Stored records

--------------------------------------------------

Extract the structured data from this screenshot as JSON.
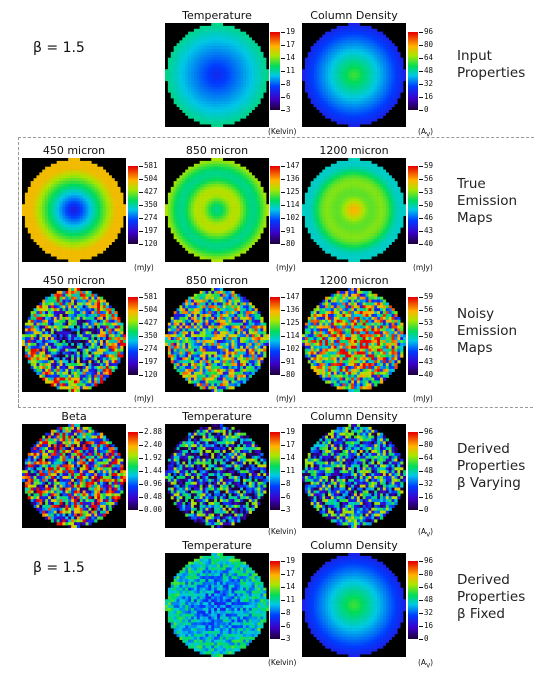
{
  "beta_top": "β = 1.5",
  "beta_bottom": "β = 1.5",
  "units": {
    "kelvin": "(Kelvin)",
    "mjy": "(mJy)",
    "av": "(A",
    "av_sub": "V",
    "av_close": ")"
  },
  "titles": {
    "temperature": "Temperature",
    "column_density": "Column Density",
    "m450": "450 micron",
    "m850": "850 micron",
    "m1200": "1200 micron",
    "beta": "Beta"
  },
  "row_labels": {
    "input": [
      "Input",
      "Properties"
    ],
    "true": [
      "True",
      "Emission",
      "Maps"
    ],
    "noisy": [
      "Noisy",
      "Emission",
      "Maps"
    ],
    "varying": [
      "Derived",
      "Properties",
      "β Varying"
    ],
    "fixed": [
      "Derived",
      "Properties",
      "β Fixed"
    ]
  },
  "colorbars": {
    "temp": [
      "19",
      "17",
      "14",
      "11",
      "8",
      "6",
      "3"
    ],
    "coldens": [
      "96",
      "80",
      "64",
      "48",
      "32",
      "16",
      "0"
    ],
    "m450": [
      "581",
      "504",
      "427",
      "350",
      "274",
      "197",
      "120"
    ],
    "m850": [
      "147",
      "136",
      "125",
      "114",
      "102",
      "91",
      "80"
    ],
    "m1200": [
      "59",
      "56",
      "53",
      "50",
      "46",
      "43",
      "40"
    ],
    "beta": [
      "2.88",
      "2.40",
      "1.92",
      "1.44",
      "0.96",
      "0.48",
      "0.00"
    ],
    "coldens_derived": [
      "96",
      "80",
      "64",
      "48",
      "32",
      "16",
      "0"
    ]
  },
  "colors": {
    "accent": "#ff0000",
    "dash": "#9a9a9a"
  }
}
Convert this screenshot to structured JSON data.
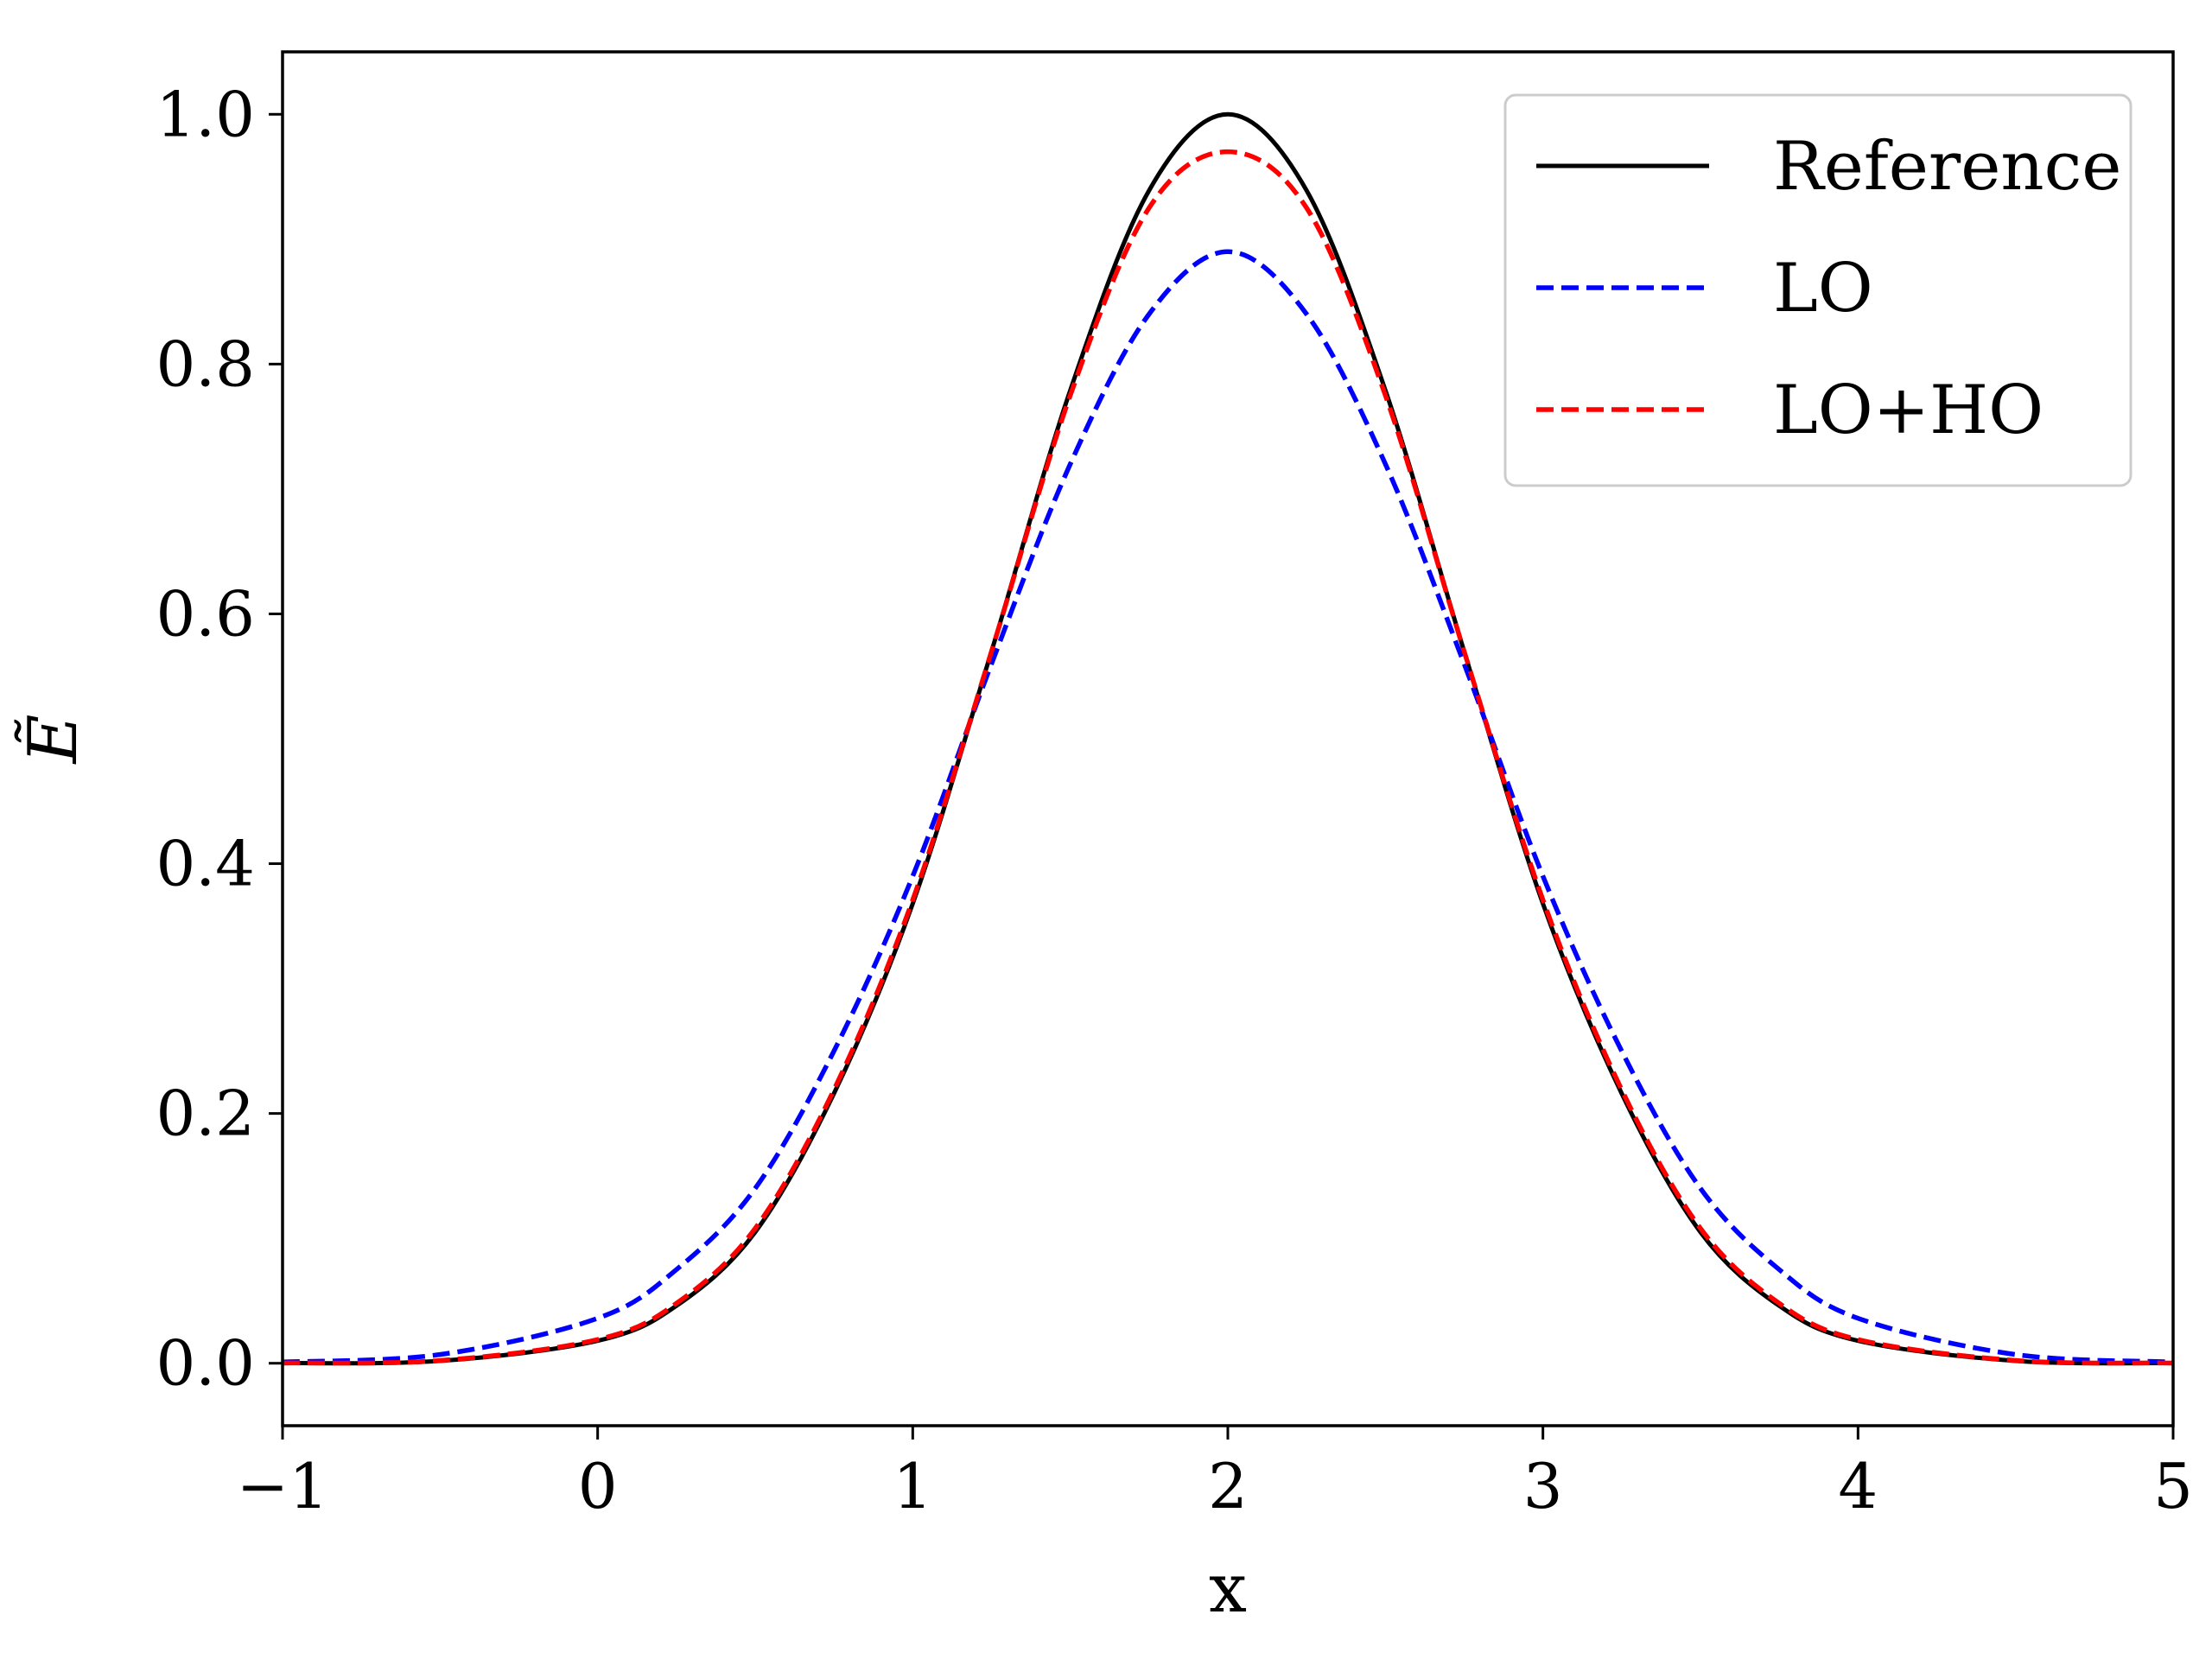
{
  "chart_data": {
    "type": "line",
    "title": "",
    "xlabel": "x",
    "ylabel": "Ẽ",
    "xlim": [
      -1,
      5
    ],
    "ylim": [
      -0.05,
      1.05
    ],
    "xticks": [
      -1,
      0,
      1,
      2,
      3,
      4,
      5
    ],
    "xtick_labels": [
      "−1",
      "0",
      "1",
      "2",
      "3",
      "4",
      "5"
    ],
    "yticks": [
      0.0,
      0.2,
      0.4,
      0.6,
      0.8,
      1.0
    ],
    "ytick_labels": [
      "0.0",
      "0.2",
      "0.4",
      "0.6",
      "0.8",
      "1.0"
    ],
    "grid": false,
    "legend_position": "top-right",
    "x": [
      -1.0,
      -0.5,
      0.0,
      0.25,
      0.5,
      0.75,
      1.0,
      1.25,
      1.5,
      1.75,
      2.0,
      2.25,
      2.5,
      2.75,
      3.0,
      3.25,
      3.5,
      3.75,
      4.0,
      4.5,
      5.0
    ],
    "series": [
      {
        "name": "Reference",
        "color": "#000000",
        "style": "solid",
        "values": [
          0.0001,
          0.0019,
          0.018,
          0.046,
          0.105,
          0.216,
          0.368,
          0.57,
          0.779,
          0.939,
          1.0,
          0.939,
          0.779,
          0.57,
          0.368,
          0.216,
          0.105,
          0.046,
          0.018,
          0.0019,
          0.0001
        ]
      },
      {
        "name": "LO",
        "color": "#0000ff",
        "style": "dashed",
        "values": [
          0.001,
          0.007,
          0.036,
          0.075,
          0.14,
          0.25,
          0.39,
          0.56,
          0.72,
          0.84,
          0.89,
          0.84,
          0.72,
          0.56,
          0.39,
          0.25,
          0.14,
          0.075,
          0.036,
          0.007,
          0.001
        ]
      },
      {
        "name": "LO+HO",
        "color": "#ff0000",
        "style": "dashed",
        "values": [
          0.0002,
          0.0022,
          0.019,
          0.048,
          0.108,
          0.219,
          0.371,
          0.57,
          0.775,
          0.925,
          0.97,
          0.925,
          0.775,
          0.57,
          0.371,
          0.219,
          0.108,
          0.048,
          0.019,
          0.0022,
          0.0002
        ]
      }
    ]
  }
}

--------------------------------------------------

Reproduce the full listing above verbatim, with no pictures included.

**Complete response**
Extract the structured data from this screenshot as JSON.
{
  "beta_top": "β = 1.5",
  "beta_bottom": "β = 1.5",
  "units": {
    "kelvin": "(Kelvin)",
    "mjy": "(mJy)",
    "av": "(A",
    "av_sub": "V",
    "av_close": ")"
  },
  "titles": {
    "temperature": "Temperature",
    "column_density": "Column Density",
    "m450": "450 micron",
    "m850": "850 micron",
    "m1200": "1200 micron",
    "beta": "Beta"
  },
  "row_labels": {
    "input": [
      "Input",
      "Properties"
    ],
    "true": [
      "True",
      "Emission",
      "Maps"
    ],
    "noisy": [
      "Noisy",
      "Emission",
      "Maps"
    ],
    "varying": [
      "Derived",
      "Properties",
      "β Varying"
    ],
    "fixed": [
      "Derived",
      "Properties",
      "β Fixed"
    ]
  },
  "colorbars": {
    "temp": [
      "19",
      "17",
      "14",
      "11",
      "8",
      "6",
      "3"
    ],
    "coldens": [
      "96",
      "80",
      "64",
      "48",
      "32",
      "16",
      "0"
    ],
    "m450": [
      "581",
      "504",
      "427",
      "350",
      "274",
      "197",
      "120"
    ],
    "m850": [
      "147",
      "136",
      "125",
      "114",
      "102",
      "91",
      "80"
    ],
    "m1200": [
      "59",
      "56",
      "53",
      "50",
      "46",
      "43",
      "40"
    ],
    "beta": [
      "2.88",
      "2.40",
      "1.92",
      "1.44",
      "0.96",
      "0.48",
      "0.00"
    ],
    "coldens_derived": [
      "96",
      "80",
      "64",
      "48",
      "32",
      "16",
      "0"
    ]
  },
  "colors": {
    "accent": "#ff0000",
    "dash": "#9a9a9a"
  }
}
Convert this screenshot to structured JSON data.
{
  "chart_data": {
    "type": "line",
    "title": "",
    "xlabel": "x",
    "ylabel": "Ẽ",
    "xlim": [
      -1,
      5
    ],
    "ylim": [
      -0.05,
      1.05
    ],
    "xticks": [
      -1,
      0,
      1,
      2,
      3,
      4,
      5
    ],
    "xtick_labels": [
      "−1",
      "0",
      "1",
      "2",
      "3",
      "4",
      "5"
    ],
    "yticks": [
      0.0,
      0.2,
      0.4,
      0.6,
      0.8,
      1.0
    ],
    "ytick_labels": [
      "0.0",
      "0.2",
      "0.4",
      "0.6",
      "0.8",
      "1.0"
    ],
    "grid": false,
    "legend_position": "top-right",
    "x": [
      -1.0,
      -0.5,
      0.0,
      0.25,
      0.5,
      0.75,
      1.0,
      1.25,
      1.5,
      1.75,
      2.0,
      2.25,
      2.5,
      2.75,
      3.0,
      3.25,
      3.5,
      3.75,
      4.0,
      4.5,
      5.0
    ],
    "series": [
      {
        "name": "Reference",
        "color": "#000000",
        "style": "solid",
        "values": [
          0.0001,
          0.0019,
          0.018,
          0.046,
          0.105,
          0.216,
          0.368,
          0.57,
          0.779,
          0.939,
          1.0,
          0.939,
          0.779,
          0.57,
          0.368,
          0.216,
          0.105,
          0.046,
          0.018,
          0.0019,
          0.0001
        ]
      },
      {
        "name": "LO",
        "color": "#0000ff",
        "style": "dashed",
        "values": [
          0.001,
          0.007,
          0.036,
          0.075,
          0.14,
          0.25,
          0.39,
          0.56,
          0.72,
          0.84,
          0.89,
          0.84,
          0.72,
          0.56,
          0.39,
          0.25,
          0.14,
          0.075,
          0.036,
          0.007,
          0.001
        ]
      },
      {
        "name": "LO+HO",
        "color": "#ff0000",
        "style": "dashed",
        "values": [
          0.0002,
          0.0022,
          0.019,
          0.048,
          0.108,
          0.219,
          0.371,
          0.57,
          0.775,
          0.925,
          0.97,
          0.925,
          0.775,
          0.57,
          0.371,
          0.219,
          0.108,
          0.048,
          0.019,
          0.0022,
          0.0002
        ]
      }
    ]
  }
}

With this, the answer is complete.